** START Dataset extract **

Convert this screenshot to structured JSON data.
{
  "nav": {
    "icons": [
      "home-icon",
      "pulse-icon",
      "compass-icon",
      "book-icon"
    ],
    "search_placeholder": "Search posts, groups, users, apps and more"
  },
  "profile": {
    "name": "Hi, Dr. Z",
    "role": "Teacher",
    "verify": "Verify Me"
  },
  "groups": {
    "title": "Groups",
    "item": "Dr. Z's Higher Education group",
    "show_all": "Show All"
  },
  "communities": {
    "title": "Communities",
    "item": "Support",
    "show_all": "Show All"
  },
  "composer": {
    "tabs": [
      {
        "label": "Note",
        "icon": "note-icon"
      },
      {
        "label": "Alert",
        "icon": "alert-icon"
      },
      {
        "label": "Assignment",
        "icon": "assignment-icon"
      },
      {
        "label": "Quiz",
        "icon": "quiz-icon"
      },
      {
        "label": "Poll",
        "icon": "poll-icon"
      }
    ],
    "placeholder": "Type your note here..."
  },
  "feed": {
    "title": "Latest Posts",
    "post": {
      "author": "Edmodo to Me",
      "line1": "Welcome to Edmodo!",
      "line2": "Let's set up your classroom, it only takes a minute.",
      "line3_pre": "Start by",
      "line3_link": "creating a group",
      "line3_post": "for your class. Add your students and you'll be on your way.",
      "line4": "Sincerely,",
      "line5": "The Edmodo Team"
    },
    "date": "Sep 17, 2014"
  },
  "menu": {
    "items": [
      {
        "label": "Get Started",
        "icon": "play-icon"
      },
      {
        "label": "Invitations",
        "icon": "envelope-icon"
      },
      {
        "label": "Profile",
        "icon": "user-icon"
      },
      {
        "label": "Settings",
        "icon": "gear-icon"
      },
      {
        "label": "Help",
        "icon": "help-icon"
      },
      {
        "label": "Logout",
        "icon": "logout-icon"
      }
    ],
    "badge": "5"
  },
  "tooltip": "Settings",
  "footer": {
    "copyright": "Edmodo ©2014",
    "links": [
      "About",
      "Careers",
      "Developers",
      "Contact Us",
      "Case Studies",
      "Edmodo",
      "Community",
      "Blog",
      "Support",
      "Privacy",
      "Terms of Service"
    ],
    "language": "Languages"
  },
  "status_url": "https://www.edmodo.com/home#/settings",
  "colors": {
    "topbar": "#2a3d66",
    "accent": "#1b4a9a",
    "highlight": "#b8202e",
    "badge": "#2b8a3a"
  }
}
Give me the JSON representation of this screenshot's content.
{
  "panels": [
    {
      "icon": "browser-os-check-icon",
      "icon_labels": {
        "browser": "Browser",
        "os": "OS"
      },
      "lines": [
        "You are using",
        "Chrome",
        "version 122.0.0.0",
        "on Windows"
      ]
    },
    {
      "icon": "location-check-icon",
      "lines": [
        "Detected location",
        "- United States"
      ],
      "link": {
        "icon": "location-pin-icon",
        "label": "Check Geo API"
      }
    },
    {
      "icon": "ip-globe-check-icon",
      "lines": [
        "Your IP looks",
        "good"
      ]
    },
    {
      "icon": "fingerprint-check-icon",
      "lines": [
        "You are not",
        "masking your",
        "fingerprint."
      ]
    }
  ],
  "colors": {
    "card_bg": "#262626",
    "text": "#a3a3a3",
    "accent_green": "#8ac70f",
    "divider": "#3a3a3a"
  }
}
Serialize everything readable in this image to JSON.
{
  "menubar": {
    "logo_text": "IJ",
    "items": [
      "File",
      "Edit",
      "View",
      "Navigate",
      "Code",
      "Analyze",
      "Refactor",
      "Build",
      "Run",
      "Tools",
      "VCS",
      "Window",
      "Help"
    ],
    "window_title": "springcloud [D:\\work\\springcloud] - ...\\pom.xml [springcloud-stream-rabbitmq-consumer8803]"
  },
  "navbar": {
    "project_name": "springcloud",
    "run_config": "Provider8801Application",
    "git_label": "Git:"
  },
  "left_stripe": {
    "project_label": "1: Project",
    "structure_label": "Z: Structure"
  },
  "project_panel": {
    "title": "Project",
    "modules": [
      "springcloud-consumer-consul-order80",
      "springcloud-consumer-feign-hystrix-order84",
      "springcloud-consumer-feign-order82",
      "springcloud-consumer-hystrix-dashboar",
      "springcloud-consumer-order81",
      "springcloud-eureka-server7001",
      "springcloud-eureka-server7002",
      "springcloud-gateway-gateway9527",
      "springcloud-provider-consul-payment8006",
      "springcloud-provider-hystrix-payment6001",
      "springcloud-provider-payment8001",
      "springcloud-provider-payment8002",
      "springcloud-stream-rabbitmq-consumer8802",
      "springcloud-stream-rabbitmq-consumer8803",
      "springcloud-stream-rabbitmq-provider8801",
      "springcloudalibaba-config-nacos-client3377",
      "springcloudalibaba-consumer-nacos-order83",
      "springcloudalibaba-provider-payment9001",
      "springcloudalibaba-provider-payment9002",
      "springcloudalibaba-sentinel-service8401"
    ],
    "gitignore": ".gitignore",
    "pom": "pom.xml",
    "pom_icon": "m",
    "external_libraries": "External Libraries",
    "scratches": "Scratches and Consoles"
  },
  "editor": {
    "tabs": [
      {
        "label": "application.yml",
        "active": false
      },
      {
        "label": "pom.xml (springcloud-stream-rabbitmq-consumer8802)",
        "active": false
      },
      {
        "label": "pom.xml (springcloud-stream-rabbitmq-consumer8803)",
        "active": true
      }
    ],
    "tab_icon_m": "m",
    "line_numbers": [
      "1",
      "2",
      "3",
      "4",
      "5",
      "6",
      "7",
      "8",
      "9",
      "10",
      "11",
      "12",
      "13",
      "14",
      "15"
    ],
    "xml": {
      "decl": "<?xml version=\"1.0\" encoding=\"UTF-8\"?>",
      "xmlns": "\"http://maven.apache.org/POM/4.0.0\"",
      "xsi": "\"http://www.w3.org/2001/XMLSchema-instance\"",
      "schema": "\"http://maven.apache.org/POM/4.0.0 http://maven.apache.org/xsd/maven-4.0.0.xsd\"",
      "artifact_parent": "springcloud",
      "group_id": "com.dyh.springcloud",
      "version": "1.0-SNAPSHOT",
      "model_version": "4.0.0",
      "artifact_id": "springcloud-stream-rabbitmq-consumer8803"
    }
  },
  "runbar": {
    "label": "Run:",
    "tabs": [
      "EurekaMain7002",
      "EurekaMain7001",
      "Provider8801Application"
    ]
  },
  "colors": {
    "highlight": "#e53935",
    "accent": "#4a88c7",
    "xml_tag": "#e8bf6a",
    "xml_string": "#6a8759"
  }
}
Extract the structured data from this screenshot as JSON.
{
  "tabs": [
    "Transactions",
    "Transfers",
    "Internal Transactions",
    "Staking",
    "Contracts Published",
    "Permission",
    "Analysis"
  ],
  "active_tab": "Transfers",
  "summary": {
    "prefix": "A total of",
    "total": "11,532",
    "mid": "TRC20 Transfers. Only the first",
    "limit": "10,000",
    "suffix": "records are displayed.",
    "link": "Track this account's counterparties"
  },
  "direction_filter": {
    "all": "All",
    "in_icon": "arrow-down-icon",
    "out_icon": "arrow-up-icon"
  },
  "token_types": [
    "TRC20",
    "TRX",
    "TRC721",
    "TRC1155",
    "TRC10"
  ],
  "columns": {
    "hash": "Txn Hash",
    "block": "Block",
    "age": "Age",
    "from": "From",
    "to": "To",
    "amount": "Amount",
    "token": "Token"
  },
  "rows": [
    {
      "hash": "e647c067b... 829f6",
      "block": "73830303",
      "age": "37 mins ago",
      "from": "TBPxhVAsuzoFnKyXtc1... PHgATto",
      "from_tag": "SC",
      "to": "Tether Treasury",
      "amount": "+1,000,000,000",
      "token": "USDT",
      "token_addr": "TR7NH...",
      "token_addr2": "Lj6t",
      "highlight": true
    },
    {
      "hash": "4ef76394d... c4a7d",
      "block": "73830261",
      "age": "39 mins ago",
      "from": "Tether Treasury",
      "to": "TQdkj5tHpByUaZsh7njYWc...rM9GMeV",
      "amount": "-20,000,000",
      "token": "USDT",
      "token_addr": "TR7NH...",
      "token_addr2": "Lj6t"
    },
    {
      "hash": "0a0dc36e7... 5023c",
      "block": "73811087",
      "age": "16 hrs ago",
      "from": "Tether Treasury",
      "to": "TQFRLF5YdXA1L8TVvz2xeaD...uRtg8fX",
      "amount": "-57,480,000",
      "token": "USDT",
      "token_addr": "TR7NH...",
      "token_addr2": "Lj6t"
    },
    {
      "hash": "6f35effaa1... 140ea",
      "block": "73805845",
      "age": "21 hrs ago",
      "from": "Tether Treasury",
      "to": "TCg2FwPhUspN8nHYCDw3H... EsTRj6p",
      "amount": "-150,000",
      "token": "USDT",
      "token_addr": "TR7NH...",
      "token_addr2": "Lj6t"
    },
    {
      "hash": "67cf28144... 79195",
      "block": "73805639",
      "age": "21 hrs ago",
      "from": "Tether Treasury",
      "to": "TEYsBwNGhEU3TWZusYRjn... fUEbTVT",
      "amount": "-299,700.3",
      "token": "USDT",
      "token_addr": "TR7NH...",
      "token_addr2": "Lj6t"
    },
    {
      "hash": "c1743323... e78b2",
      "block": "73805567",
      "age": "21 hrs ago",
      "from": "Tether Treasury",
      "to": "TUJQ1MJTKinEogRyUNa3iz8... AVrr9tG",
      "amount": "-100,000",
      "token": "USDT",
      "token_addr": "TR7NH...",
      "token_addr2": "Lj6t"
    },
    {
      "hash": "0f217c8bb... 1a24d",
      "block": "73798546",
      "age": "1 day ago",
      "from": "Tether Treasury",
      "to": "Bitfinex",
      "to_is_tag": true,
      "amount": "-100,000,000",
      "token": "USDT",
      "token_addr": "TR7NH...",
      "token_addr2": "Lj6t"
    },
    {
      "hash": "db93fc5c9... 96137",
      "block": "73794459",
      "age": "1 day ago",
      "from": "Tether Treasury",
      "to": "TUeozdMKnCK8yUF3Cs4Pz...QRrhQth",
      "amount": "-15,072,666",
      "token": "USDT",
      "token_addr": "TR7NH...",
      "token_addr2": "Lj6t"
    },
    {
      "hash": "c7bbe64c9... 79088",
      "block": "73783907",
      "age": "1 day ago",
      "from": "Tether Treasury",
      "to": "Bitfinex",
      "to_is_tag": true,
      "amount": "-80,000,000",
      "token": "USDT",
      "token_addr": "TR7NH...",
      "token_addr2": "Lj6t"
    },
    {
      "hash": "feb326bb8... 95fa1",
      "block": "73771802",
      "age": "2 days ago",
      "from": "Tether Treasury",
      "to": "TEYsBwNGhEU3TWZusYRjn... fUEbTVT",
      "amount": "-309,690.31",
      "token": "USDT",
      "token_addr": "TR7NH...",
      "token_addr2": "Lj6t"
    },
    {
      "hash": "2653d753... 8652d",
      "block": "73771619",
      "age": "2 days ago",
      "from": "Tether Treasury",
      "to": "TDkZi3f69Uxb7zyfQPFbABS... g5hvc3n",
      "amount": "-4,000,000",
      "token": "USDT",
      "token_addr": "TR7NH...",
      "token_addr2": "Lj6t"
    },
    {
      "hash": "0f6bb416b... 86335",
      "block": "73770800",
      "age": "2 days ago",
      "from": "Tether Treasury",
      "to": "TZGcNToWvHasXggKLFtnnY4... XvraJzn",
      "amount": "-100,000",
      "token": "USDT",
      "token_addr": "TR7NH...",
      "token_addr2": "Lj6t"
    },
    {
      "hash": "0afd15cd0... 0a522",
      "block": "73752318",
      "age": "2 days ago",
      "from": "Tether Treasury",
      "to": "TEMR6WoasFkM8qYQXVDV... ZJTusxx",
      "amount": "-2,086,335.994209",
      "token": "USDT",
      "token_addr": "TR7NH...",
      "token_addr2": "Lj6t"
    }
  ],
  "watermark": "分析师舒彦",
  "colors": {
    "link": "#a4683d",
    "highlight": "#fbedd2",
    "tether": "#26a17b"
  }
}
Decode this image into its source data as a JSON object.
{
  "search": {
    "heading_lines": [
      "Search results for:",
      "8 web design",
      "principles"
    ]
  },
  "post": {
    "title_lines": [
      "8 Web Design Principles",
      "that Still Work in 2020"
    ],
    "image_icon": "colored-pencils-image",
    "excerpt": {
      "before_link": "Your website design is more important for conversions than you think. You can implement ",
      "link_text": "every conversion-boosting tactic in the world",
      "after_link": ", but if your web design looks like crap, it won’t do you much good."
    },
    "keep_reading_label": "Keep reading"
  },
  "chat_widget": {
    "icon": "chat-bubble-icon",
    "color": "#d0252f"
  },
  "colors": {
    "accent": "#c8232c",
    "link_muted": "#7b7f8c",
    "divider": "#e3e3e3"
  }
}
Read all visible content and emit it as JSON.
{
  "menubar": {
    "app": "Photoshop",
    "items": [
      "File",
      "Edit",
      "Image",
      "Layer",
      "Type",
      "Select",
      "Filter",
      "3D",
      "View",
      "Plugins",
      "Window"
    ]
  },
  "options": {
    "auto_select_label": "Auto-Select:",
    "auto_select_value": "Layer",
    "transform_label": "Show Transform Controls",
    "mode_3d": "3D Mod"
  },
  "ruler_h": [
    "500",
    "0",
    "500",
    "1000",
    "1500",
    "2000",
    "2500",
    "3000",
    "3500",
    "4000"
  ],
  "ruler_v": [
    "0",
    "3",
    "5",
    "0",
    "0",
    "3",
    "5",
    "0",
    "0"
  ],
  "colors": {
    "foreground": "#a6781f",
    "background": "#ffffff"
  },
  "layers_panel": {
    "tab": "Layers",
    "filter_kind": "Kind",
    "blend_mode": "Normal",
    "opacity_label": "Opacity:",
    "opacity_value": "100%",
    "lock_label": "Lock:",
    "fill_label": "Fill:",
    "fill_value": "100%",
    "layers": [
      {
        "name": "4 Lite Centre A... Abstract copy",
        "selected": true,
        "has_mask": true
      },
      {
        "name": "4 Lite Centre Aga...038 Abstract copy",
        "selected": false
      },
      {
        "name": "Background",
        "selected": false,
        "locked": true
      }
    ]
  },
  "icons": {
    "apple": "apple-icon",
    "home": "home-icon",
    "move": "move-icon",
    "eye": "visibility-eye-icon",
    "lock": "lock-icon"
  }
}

** END Dataset extract **

* Written request:
All lines of the data above that include the word "more" must be shown.

* Task solution:
    "search_placeholder": "Search posts, groups, users, apps and more"
      "before_link": "Your website design is more important for conversions than you think. You can implement ",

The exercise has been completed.